BRIEF: Show only lines that include "Print".

_____

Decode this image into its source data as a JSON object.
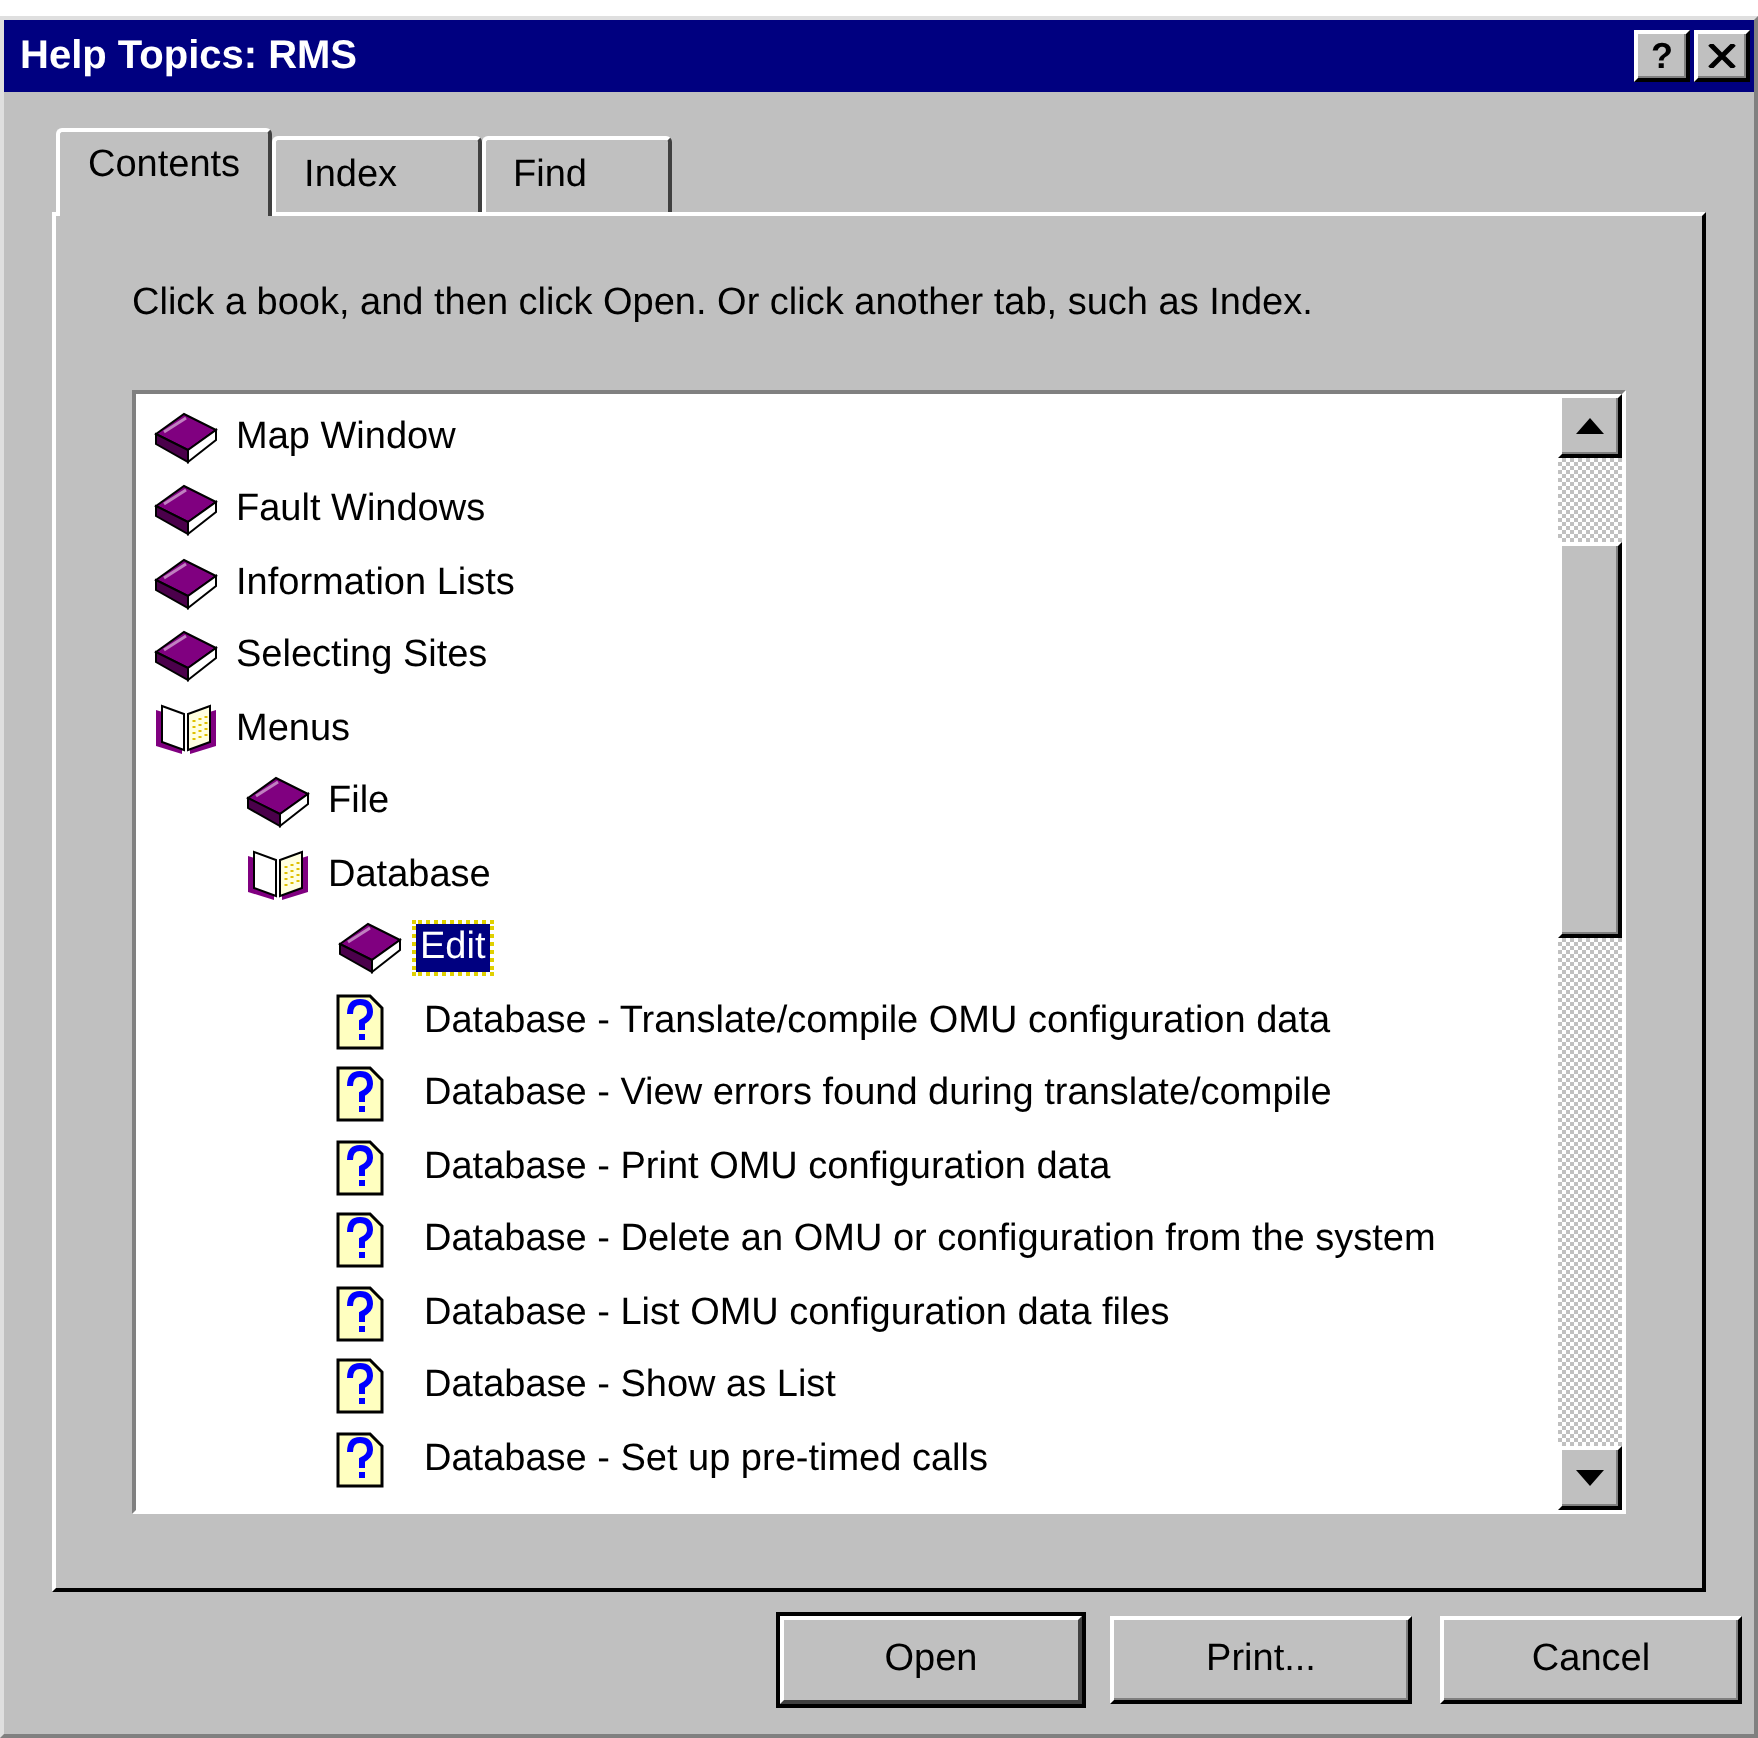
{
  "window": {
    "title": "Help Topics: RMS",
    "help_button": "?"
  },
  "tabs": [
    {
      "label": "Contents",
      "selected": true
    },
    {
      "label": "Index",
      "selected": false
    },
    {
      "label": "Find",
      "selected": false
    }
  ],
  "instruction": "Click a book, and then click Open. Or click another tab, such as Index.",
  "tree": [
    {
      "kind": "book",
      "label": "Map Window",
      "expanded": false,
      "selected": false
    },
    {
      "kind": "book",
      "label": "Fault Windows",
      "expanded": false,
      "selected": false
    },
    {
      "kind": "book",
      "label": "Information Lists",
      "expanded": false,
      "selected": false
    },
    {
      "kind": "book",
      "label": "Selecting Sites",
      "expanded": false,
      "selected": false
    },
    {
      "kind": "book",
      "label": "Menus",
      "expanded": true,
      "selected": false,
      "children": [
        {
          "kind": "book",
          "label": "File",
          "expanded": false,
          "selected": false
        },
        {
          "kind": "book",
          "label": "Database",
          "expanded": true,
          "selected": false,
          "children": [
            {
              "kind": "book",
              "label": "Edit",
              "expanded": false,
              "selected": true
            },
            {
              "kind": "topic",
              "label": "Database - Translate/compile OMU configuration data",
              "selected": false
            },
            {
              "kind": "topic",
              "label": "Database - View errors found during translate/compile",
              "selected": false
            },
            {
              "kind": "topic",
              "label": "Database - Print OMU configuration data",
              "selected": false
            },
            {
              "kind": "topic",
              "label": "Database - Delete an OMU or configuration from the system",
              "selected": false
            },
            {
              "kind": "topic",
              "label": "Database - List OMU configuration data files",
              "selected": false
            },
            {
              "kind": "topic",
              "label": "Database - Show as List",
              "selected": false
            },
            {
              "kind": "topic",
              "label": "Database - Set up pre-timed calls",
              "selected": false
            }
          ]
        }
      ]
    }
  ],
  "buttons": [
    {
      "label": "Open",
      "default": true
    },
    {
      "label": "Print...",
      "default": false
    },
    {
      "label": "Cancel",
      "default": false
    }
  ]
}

_____

PROBLEM SOLUTION:
              "label": "Database - Print OMU configuration data",
      "label": "Print...",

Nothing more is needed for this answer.